### STORED DATA

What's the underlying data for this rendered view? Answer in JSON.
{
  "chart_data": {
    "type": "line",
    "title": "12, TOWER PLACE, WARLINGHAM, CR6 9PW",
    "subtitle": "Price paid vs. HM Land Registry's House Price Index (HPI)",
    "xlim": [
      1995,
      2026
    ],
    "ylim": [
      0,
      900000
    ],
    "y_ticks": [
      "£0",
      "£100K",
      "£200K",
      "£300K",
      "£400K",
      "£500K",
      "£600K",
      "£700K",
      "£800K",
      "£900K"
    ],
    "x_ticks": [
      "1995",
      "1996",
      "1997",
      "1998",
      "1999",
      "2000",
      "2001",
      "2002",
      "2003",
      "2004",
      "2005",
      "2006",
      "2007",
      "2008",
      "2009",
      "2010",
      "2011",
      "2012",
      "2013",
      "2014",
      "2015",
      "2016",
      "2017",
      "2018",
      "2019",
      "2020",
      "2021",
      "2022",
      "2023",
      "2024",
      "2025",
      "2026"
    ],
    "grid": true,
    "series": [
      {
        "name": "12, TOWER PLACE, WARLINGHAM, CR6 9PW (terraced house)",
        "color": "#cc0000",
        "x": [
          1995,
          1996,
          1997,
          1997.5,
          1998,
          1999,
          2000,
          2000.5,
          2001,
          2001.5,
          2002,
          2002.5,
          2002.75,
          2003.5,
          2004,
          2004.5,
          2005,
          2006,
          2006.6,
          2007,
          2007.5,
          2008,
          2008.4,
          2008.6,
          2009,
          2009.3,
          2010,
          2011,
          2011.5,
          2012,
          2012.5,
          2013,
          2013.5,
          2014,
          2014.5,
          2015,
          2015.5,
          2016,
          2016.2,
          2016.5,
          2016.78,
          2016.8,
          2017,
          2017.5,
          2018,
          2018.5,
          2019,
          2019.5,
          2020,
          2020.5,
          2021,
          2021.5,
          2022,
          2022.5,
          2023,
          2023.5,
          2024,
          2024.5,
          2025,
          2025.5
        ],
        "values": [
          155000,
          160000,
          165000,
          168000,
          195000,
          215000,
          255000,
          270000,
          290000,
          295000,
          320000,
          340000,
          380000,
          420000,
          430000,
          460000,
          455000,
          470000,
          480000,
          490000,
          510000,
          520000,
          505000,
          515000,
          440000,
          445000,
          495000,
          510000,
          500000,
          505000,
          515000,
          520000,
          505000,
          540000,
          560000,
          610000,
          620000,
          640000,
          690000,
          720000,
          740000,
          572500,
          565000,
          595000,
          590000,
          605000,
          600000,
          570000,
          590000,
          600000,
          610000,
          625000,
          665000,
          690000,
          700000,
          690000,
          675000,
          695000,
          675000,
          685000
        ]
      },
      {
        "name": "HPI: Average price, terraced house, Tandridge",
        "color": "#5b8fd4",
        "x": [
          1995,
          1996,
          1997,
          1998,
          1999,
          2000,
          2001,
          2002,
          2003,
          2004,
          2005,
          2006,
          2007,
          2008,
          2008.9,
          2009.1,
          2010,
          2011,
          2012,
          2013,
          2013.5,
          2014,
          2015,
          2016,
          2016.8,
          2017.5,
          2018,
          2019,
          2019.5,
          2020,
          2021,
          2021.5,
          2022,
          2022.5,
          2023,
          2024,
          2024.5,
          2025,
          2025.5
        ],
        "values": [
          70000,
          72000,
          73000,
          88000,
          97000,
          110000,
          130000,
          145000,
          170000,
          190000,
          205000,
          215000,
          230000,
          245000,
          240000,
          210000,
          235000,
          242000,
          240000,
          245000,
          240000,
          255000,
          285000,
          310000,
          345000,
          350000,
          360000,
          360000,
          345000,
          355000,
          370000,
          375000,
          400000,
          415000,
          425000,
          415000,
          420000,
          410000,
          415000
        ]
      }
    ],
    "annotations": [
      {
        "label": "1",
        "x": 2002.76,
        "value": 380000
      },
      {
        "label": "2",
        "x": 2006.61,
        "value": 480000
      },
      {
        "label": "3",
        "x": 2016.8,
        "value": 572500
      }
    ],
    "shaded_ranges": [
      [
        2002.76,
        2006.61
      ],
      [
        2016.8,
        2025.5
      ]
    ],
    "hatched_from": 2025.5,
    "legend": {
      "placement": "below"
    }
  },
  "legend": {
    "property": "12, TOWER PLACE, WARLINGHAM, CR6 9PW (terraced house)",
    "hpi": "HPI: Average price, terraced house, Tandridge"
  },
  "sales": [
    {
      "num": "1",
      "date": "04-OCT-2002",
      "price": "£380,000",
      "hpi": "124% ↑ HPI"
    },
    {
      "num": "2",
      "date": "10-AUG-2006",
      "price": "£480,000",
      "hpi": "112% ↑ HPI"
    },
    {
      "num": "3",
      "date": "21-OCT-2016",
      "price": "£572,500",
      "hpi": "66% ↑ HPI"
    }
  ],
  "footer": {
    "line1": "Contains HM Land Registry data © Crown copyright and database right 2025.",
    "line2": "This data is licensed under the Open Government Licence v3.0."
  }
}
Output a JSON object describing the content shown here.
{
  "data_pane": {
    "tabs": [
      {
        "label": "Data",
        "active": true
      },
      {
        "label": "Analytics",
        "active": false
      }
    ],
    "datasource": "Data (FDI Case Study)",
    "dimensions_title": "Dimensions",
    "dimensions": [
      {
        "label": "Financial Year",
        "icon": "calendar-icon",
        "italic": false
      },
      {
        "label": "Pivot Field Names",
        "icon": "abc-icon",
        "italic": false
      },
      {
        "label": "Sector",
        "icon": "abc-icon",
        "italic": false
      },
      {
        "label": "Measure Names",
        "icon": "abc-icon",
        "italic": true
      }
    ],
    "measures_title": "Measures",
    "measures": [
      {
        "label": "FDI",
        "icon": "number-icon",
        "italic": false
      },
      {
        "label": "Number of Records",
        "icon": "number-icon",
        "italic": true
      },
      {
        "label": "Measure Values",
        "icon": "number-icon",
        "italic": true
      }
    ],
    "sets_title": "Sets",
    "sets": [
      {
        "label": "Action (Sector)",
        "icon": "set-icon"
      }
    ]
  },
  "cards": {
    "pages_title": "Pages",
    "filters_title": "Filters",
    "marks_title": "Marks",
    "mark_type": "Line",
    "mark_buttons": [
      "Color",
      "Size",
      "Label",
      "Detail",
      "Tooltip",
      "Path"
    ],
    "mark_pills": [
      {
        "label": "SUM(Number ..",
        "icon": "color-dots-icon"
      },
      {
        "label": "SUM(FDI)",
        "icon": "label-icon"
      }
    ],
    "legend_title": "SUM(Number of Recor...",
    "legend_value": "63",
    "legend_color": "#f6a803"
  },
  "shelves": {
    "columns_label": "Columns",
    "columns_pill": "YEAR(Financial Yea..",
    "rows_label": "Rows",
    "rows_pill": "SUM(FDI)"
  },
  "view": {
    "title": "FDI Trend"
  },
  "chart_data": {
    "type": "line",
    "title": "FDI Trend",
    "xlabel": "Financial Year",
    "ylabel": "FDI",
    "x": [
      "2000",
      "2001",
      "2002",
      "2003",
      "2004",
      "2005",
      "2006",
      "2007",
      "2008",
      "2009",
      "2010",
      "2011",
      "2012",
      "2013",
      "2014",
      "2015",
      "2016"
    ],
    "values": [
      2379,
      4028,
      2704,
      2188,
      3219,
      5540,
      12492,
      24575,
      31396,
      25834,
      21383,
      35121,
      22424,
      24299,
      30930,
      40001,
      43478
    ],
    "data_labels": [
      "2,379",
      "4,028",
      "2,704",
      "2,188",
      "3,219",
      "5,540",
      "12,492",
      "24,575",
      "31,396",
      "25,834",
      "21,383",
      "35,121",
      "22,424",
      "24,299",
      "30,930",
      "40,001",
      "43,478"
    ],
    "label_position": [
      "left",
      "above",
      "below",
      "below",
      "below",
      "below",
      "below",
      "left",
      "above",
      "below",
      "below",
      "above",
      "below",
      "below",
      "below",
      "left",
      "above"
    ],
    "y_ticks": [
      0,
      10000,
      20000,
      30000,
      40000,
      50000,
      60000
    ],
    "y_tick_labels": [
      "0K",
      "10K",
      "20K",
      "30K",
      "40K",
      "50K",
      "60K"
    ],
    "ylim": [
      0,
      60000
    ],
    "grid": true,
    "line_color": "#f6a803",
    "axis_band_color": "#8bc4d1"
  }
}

######

**TASK STATEMENT**
Find each line holding "Registry". Copy it out.

**CORRECT RESPONSE**
    "subtitle": "Price paid vs. HM Land Registry's House Price Index (HPI)",
    "line1": "Contains HM Land Registry data © Crown copyright and database right 2025.",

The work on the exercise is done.